**What the exercise asks**
Go through the records line by line and work out how many lines hold the word "Definitions". Answer with the number only.

-=-=-=-=-

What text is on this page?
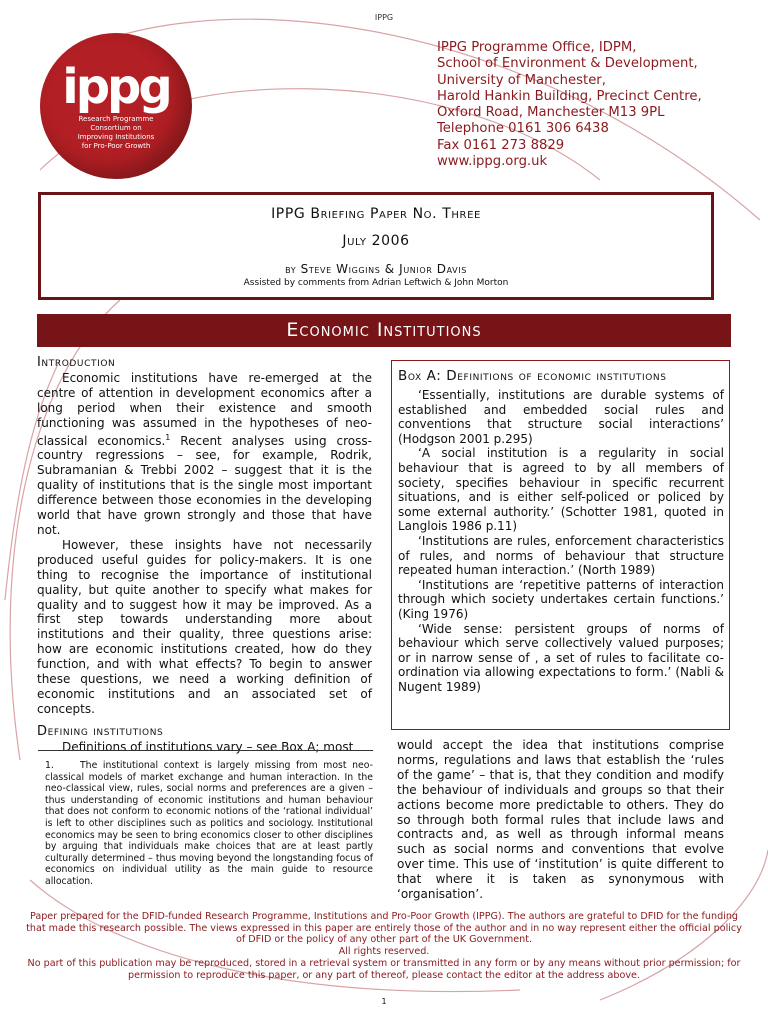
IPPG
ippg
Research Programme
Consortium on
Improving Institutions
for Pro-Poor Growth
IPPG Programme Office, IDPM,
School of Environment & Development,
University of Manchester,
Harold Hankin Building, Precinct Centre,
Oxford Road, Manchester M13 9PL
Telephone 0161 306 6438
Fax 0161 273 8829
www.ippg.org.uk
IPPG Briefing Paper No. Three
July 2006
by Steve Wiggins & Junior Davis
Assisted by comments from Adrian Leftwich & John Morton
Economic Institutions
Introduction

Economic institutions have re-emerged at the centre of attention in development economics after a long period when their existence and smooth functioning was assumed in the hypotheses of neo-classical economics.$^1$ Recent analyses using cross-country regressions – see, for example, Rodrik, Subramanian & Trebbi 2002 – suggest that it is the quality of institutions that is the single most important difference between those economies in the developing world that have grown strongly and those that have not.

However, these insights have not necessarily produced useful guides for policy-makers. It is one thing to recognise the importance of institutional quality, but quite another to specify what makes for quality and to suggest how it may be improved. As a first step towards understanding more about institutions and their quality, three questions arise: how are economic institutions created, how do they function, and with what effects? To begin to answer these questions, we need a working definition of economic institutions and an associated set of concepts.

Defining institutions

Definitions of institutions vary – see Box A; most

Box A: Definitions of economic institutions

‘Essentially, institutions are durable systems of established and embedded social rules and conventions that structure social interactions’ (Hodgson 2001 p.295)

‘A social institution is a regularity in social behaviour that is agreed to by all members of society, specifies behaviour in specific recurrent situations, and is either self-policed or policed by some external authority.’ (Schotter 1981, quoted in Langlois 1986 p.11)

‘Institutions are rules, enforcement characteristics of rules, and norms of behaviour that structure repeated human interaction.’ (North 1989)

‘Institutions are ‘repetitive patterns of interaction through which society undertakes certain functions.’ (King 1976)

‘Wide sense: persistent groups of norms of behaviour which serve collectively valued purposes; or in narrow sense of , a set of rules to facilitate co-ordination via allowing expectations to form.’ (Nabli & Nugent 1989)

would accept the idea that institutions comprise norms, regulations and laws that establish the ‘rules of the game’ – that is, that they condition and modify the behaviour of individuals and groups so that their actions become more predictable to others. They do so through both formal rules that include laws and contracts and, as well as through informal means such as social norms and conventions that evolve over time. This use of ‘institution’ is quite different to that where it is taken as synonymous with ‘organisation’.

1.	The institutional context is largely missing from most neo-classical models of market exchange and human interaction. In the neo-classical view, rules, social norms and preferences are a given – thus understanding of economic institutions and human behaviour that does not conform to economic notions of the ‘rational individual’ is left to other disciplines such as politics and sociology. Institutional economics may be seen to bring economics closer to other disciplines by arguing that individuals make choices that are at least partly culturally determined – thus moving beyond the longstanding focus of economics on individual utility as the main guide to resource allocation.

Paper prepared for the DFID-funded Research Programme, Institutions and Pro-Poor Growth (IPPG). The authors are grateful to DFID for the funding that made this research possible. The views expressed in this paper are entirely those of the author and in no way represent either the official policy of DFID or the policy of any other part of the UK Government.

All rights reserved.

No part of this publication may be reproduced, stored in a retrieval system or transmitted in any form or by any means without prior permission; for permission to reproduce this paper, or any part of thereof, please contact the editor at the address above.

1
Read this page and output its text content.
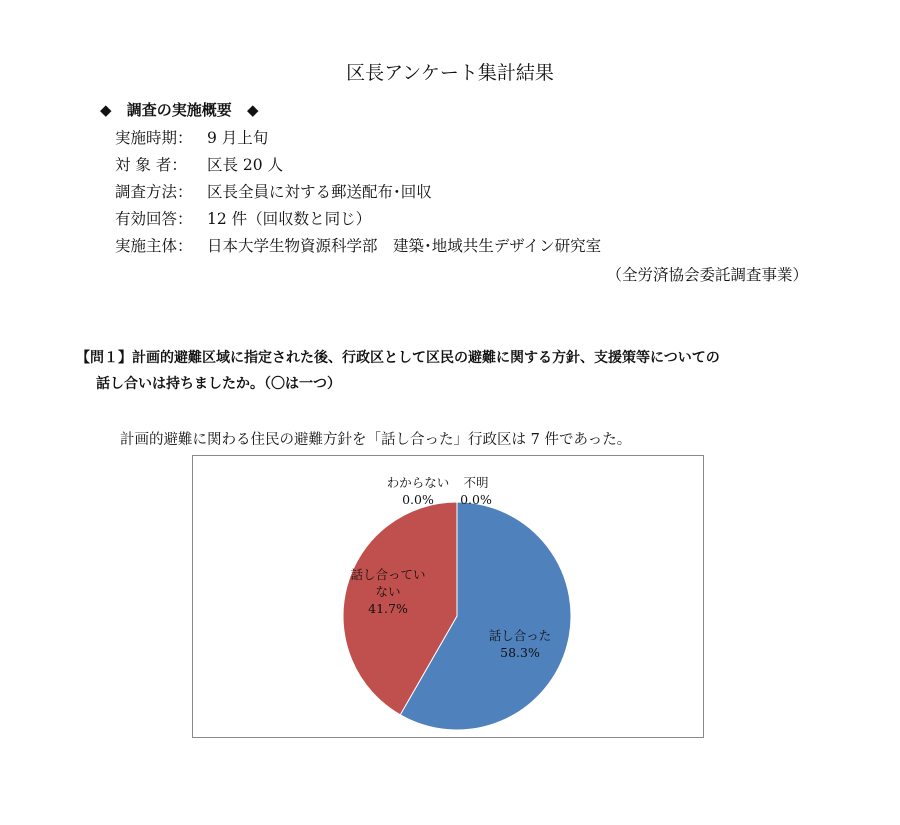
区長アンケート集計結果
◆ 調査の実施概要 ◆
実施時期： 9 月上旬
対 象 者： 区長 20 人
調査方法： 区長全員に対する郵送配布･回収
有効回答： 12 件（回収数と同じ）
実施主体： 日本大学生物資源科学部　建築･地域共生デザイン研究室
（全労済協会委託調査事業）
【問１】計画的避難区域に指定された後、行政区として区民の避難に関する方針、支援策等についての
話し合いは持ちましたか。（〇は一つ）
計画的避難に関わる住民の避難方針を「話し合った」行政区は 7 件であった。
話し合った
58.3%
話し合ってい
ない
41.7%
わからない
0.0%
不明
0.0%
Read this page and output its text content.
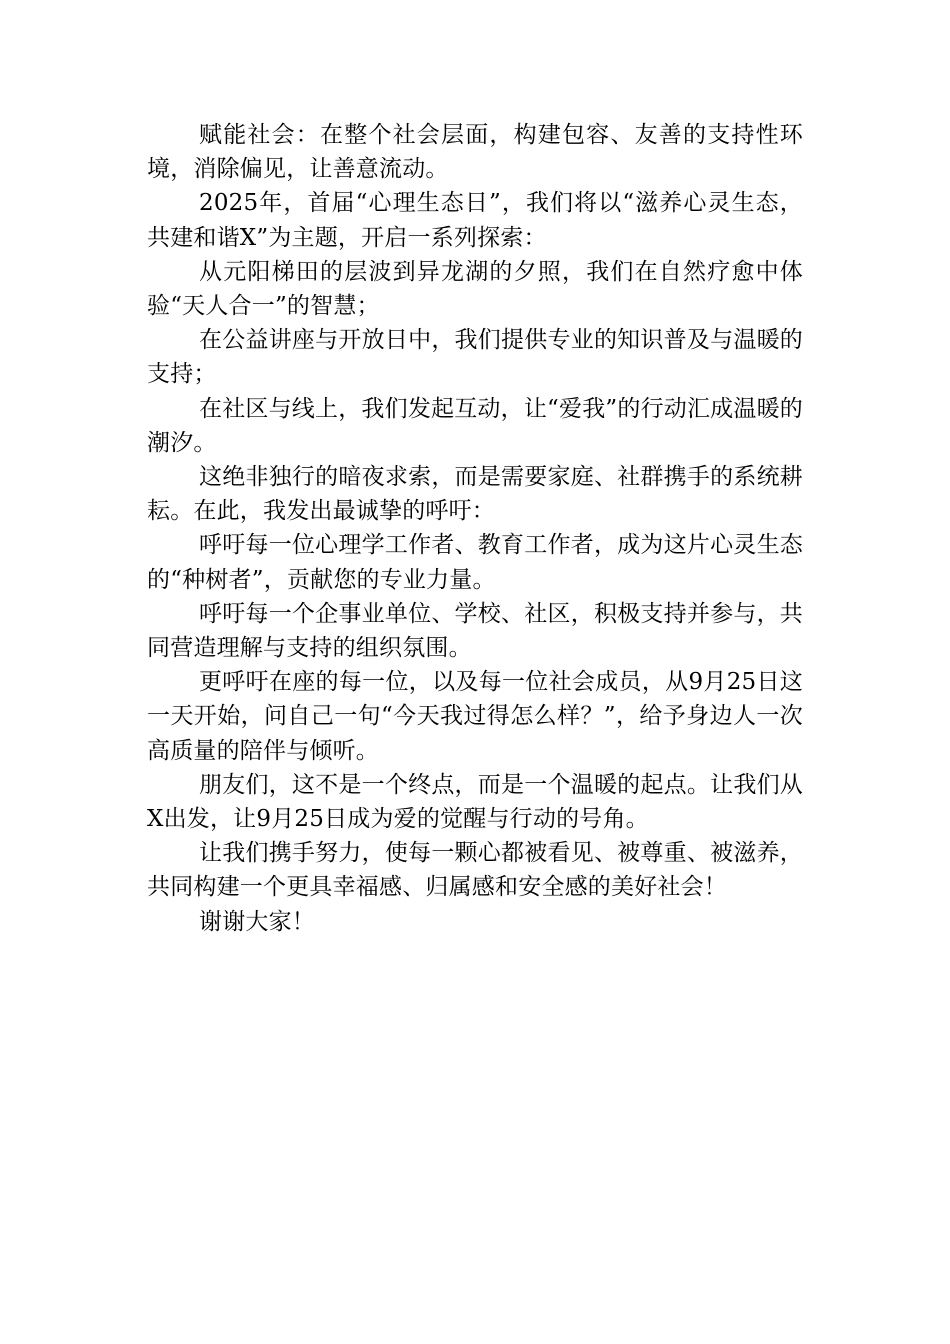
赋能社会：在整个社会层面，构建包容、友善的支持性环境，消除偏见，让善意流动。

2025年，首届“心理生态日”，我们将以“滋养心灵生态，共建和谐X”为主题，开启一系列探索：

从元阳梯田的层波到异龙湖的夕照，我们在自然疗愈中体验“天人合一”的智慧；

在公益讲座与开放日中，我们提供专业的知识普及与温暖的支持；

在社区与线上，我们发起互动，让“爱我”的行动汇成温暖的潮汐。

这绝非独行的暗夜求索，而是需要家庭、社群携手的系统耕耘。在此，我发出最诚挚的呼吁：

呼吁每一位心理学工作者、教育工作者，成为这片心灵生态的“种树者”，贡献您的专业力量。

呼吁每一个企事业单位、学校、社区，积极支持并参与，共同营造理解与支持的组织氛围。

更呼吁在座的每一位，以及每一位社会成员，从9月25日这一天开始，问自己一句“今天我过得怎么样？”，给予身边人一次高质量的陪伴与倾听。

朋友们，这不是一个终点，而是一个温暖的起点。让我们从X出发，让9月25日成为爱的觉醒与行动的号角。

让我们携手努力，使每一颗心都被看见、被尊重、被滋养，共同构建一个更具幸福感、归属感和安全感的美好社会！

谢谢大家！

-=-=-=-=-

**Response**
2